(Collected data)
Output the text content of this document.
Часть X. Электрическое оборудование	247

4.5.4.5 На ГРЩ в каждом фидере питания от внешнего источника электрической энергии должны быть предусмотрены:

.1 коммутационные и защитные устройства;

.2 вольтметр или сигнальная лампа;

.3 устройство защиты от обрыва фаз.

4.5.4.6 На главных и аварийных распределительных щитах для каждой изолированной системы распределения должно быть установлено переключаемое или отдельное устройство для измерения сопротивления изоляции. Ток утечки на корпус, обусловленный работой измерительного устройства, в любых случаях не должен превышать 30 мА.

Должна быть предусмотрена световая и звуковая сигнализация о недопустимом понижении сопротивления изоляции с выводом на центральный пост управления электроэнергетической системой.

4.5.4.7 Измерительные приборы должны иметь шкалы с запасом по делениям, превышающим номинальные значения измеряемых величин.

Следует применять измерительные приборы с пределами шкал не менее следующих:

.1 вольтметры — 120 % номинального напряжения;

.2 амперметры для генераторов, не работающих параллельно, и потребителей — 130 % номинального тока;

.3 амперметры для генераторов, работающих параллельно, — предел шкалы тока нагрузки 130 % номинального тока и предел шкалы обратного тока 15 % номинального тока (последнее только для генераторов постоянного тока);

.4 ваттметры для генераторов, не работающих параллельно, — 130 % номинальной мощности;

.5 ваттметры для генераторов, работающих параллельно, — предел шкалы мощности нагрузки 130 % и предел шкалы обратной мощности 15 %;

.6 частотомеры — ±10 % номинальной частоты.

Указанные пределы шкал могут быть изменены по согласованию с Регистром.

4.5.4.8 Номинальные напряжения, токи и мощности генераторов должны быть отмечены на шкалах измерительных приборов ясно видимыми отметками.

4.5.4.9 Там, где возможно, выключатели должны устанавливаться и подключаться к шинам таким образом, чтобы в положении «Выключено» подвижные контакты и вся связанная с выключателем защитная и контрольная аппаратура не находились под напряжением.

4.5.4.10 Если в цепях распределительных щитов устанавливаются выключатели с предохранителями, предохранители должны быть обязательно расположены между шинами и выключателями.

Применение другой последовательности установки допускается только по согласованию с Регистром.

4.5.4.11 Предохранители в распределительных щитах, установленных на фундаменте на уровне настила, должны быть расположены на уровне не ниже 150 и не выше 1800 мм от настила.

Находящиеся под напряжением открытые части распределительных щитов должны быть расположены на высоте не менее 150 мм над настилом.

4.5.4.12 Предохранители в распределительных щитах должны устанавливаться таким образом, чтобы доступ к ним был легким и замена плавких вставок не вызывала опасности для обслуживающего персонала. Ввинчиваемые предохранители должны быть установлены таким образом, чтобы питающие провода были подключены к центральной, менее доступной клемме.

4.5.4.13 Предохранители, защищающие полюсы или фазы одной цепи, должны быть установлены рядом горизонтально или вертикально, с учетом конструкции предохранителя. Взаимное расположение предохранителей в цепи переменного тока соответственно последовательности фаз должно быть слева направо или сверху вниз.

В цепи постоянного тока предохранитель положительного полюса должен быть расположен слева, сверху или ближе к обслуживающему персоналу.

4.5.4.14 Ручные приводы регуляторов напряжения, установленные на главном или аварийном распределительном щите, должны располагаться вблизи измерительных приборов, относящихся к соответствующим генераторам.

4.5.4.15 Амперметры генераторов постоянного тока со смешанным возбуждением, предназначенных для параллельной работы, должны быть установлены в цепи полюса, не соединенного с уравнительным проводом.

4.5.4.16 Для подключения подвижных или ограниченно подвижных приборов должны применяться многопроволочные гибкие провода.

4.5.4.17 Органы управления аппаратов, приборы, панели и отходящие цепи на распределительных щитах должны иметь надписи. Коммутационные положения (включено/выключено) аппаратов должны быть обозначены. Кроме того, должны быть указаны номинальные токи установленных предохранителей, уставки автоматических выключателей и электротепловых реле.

= Aim of the exercise =
Working from the material above, retype it in its entirety without change.

= Result for this exercise =
Output the text content of this document.
Часть X. Электрическое оборудование	247

4.5.4.5 На ГРЩ в каждом фидере питания от внешнего источника электрической энергии должны быть предусмотрены:

.1 коммутационные и защитные устройства;

.2 вольтметр или сигнальная лампа;

.3 устройство защиты от обрыва фаз.

4.5.4.6 На главных и аварийных распределительных щитах для каждой изолированной системы распределения должно быть установлено переключаемое или отдельное устройство для измерения сопротивления изоляции. Ток утечки на корпус, обусловленный работой измерительного устройства, в любых случаях не должен превышать 30 мА.

Должна быть предусмотрена световая и звуковая сигнализация о недопустимом понижении сопротивления изоляции с выводом на центральный пост управления электроэнергетической системой.

4.5.4.7 Измерительные приборы должны иметь шкалы с запасом по делениям, превышающим номинальные значения измеряемых величин.

Следует применять измерительные приборы с пределами шкал не менее следующих:

.1 вольтметры — 120 % номинального напряжения;

.2 амперметры для генераторов, не работающих параллельно, и потребителей — 130 % номинального тока;

.3 амперметры для генераторов, работающих параллельно, — предел шкалы тока нагрузки 130 % номинального тока и предел шкалы обратного тока 15 % номинального тока (последнее только для генераторов постоянного тока);

.4 ваттметры для генераторов, не работающих параллельно, — 130 % номинальной мощности;

.5 ваттметры для генераторов, работающих параллельно, — предел шкалы мощности нагрузки 130 % и предел шкалы обратной мощности 15 %;

.6 частотомеры — ±10 % номинальной частоты.

Указанные пределы шкал могут быть изменены по согласованию с Регистром.

4.5.4.8 Номинальные напряжения, токи и мощности генераторов должны быть отмечены на шкалах измерительных приборов ясно видимыми отметками.

4.5.4.9 Там, где возможно, выключатели должны устанавливаться и подключаться к шинам таким образом, чтобы в положении «Выключено» подвижные контакты и вся связанная с выключателем защитная и контрольная аппаратура не находились под напряжением.

4.5.4.10 Если в цепях распределительных щитов устанавливаются выключатели с предохранителями, предохранители должны быть обязательно расположены между шинами и выключателями.

Применение другой последовательности установки допускается только по согласованию с Регистром.

4.5.4.11 Предохранители в распределительных щитах, установленных на фундаменте на уровне настила, должны быть расположены на уровне не ниже 150 и не выше 1800 мм от настила.

Находящиеся под напряжением открытые части распределительных щитов должны быть расположены на высоте не менее 150 мм над настилом.

4.5.4.12 Предохранители в распределительных щитах должны устанавливаться таким образом, чтобы доступ к ним был легким и замена плавких вставок не вызывала опасности для обслуживающего персонала. Ввинчиваемые предохранители должны быть установлены таким образом, чтобы питающие провода были подключены к центральной, менее доступной клемме.

4.5.4.13 Предохранители, защищающие полюсы или фазы одной цепи, должны быть установлены рядом горизонтально или вертикально, с учетом конструкции предохранителя. Взаимное расположение предохранителей в цепи переменного тока соответственно последовательности фаз должно быть слева направо или сверху вниз.

В цепи постоянного тока предохранитель положительного полюса должен быть расположен слева, сверху или ближе к обслуживающему персоналу.

4.5.4.14 Ручные приводы регуляторов напряжения, установленные на главном или аварийном распределительном щите, должны располагаться вблизи измерительных приборов, относящихся к соответствующим генераторам.

4.5.4.15 Амперметры генераторов постоянного тока со смешанным возбуждением, предназначенных для параллельной работы, должны быть установлены в цепи полюса, не соединенного с уравнительным проводом.

4.5.4.16 Для подключения подвижных или ограниченно подвижных приборов должны применяться многопроволочные гибкие провода.

4.5.4.17 Органы управления аппаратов, приборы, панели и отходящие цепи на распределительных щитах должны иметь надписи. Коммутационные положения (включено/выключено) аппаратов должны быть обозначены. Кроме того, должны быть указаны номинальные токи установленных предохранителей, уставки автоматических выключателей и электротепловых реле.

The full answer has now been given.